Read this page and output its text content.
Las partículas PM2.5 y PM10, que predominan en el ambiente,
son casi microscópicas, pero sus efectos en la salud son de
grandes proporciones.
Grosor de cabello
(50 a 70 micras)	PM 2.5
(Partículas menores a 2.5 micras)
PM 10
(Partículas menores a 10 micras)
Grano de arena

▸ **Problem to work on**: Reproduce each entry word for word.

▸ **Answer to this exercise**:
Read this page and output its text content.
Las partículas PM2.5 y PM10, que predominan en el ambiente,
son casi microscópicas, pero sus efectos en la salud son de
grandes proporciones.
Grosor de cabello
(50 a 70 micras)	PM 2.5
(Partículas menores a 2.5 micras)
PM 10
(Partículas menores a 10 micras)
Grano de arena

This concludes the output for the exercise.